== Fonte ==
*****

Lea Melandri e Cattive Maestre (2024), dietro la cattedra, sotto il banco. il corpo a scuola, Prospero editore

dietro la cattedra, sotto il banco. il corpo a scuola è un prezioso pamphlet edito da Prospero Editore a novembre 2024. Raccoglie riflessioni e pratiche sul senso più profondo di ciò che significa insegnare nella scuola di tutti gli ordini e gradi a partire da una prospettiva di genere.

La prima parte è firmata da Lea Melandri, scrittrice e femminista di lunghissimo corso, che qui sintetizza la sua ricchissima esperienza sul campo e di elaborazione sulle relazioni di genere e sulla scuola. Partendo da quello che lei descrive sempre come un momento fondamentale di svolta nella sua vita, cioè l’incontro/scontro con la scuola superiore da studentessa, passando per gli anni di insegnamento alle medie prima e con donne adulte poi, Lea ci regala innanzitutto un quadro storico dei movimenti antiautoritari nella scuola e del contributo che hanno dato all’elaborazione di teorie, pratiche  e strumenti di divulgazione, come la rivista “L’erba Voglio”. Attraverso il racconto della sua storia incontriamo conquiste democratiche fondamentali del mondo dell’istruzione post-Sessantotto, come le 150 ore per il diritto allo studio e le lotte che le casalinghe hanno fatto per ottenerle contro la miopia sessista dei sindacati, ma anche la dura repressione subita dall? insegnanti di allora. Quest?, non potendo ignorare la palese contraddizione fra il lavoro di decostruzione e autocoscienza fatto all’interno dei movimenti femministi e il ruolo di “ancelle” del sapere maschile che l’istituzione chiedeva loro di ricoprire, hanno introdotto nelle loro classi le pratiche e i concetti fondanti del femminismo, primo fra tutti: “il personale è politico”, subendo per questo pesanti ammonimenti e sanzioni.

*****

== Richiesta scritta 1 ==
Sostituisca "shape" con "figura" in tutte le voci, dalla voce che contiene "give me the" fino a quella che contiene "Bar [50,143,810,232]", entrambe comprese, senza modificare nient'altro. Trascriva soltanto queste voci e ometta le immagini.
Il testo e le voci non hanno alcun legame tra loro.

*****

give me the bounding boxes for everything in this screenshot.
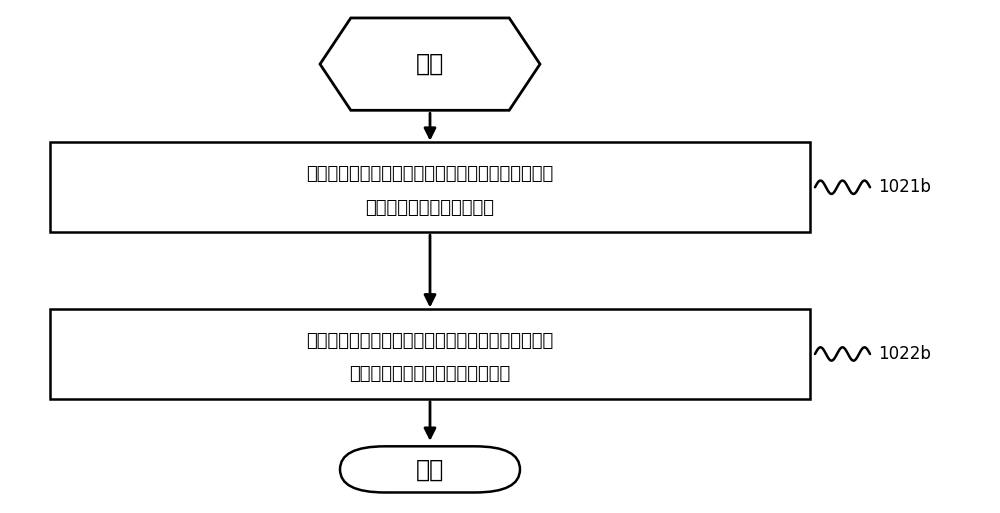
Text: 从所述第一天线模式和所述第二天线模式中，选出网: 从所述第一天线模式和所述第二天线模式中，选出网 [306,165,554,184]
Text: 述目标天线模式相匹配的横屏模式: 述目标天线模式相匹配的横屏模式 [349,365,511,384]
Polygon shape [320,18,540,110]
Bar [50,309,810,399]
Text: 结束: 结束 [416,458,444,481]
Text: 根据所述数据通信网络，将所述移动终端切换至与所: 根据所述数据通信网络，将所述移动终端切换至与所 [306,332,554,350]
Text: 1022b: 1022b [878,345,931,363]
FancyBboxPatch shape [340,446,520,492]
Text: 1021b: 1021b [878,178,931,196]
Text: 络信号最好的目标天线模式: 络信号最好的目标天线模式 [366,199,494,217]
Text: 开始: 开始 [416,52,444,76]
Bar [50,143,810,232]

*****

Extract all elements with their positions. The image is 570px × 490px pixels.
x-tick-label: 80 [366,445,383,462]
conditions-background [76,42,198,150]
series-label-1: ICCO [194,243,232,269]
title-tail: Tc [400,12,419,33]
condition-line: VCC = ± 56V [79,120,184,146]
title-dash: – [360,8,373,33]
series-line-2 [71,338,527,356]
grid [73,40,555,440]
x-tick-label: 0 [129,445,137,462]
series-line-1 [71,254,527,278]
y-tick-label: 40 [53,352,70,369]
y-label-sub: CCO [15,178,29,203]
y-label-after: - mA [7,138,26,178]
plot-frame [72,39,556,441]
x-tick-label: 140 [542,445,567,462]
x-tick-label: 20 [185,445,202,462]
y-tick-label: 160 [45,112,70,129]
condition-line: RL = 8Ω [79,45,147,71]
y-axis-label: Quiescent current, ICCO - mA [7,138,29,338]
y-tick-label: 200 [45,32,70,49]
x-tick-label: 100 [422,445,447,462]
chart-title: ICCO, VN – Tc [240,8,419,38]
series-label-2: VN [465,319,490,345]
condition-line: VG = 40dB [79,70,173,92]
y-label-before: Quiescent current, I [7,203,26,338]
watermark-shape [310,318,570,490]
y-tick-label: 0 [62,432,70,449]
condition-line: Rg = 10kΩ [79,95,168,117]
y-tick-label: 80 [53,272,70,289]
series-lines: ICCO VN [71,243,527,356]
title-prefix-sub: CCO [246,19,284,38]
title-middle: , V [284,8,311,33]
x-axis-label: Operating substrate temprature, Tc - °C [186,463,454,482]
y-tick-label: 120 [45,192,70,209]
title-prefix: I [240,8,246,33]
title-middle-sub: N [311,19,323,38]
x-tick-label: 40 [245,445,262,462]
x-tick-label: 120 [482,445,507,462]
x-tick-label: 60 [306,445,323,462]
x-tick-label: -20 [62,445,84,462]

*****

== Richiesta scritta 2 ==
Restituisca per intero e senza modifiche il testo sul libro dietro la cattedra, sotto il banco.

== Risposta finale 1 ==
give me the bounding boxes for everything in this screenshot.
Text: 从所述第一天线模式和所述第二天线模式中，选出网: 从所述第一天线模式和所述第二天线模式中，选出网 [306,165,554,184]
Text: 述目标天线模式相匹配的横屏模式: 述目标天线模式相匹配的横屏模式 [349,365,511,384]
Polygon figura [320,18,540,110]
Bar [50,309,810,399]
Text: 结束: 结束 [416,458,444,481]
Text: 根据所述数据通信网络，将所述移动终端切换至与所: 根据所述数据通信网络，将所述移动终端切换至与所 [306,332,554,350]
Text: 1022b: 1022b [878,345,931,363]
FancyBboxPatch figura [340,446,520,492]
Text: 1021b: 1021b [878,178,931,196]
Text: 络信号最好的目标天线模式: 络信号最好的目标天线模式 [366,199,494,217]
Text: 开始: 开始 [416,52,444,76]
Bar [50,143,810,232]

== Risposta finale 2 ==
Lea Melandri e Cattive Maestre (2024), dietro la cattedra, sotto il banco. il corpo a scuola, Prospero editore

dietro la cattedra, sotto il banco. il corpo a scuola è un prezioso pamphlet edito da Prospero Editore a novembre 2024. Raccoglie riflessioni e pratiche sul senso più profondo di ciò che significa insegnare nella scuola di tutti gli ordini e gradi a partire da una prospettiva di genere.

La prima parte è firmata da Lea Melandri, scrittrice e femminista di lunghissimo corso, che qui sintetizza la sua ricchissima esperienza sul campo e di elaborazione sulle relazioni di genere e sulla scuola. Partendo da quello che lei descrive sempre come un momento fondamentale di svolta nella sua vita, cioè l’incontro/scontro con la scuola superiore da studentessa, passando per gli anni di insegnamento alle medie prima e con donne adulte poi, Lea ci regala innanzitutto un quadro storico dei movimenti antiautoritari nella scuola e del contributo che hanno dato all’elaborazione di teorie, pratiche  e strumenti di divulgazione, come la rivista “L’erba Voglio”. Attraverso il racconto della sua storia incontriamo conquiste democratiche fondamentali del mondo dell’istruzione post-Sessantotto, come le 150 ore per il diritto allo studio e le lotte che le casalinghe hanno fatto per ottenerle contro la miopia sessista dei sindacati, ma anche la dura repressione subita dall? insegnanti di allora. Quest?, non potendo ignorare la palese contraddizione fra il lavoro di decostruzione e autocoscienza fatto all’interno dei movimenti femministi e il ruolo di “ancelle” del sapere maschile che l’istituzione chiedeva loro di ricoprire, hanno introdotto nelle loro classi le pratiche e i concetti fondanti del femminismo, primo fra tutti: “il personale è politico”, subendo per questo pesanti ammonimenti e sanzioni.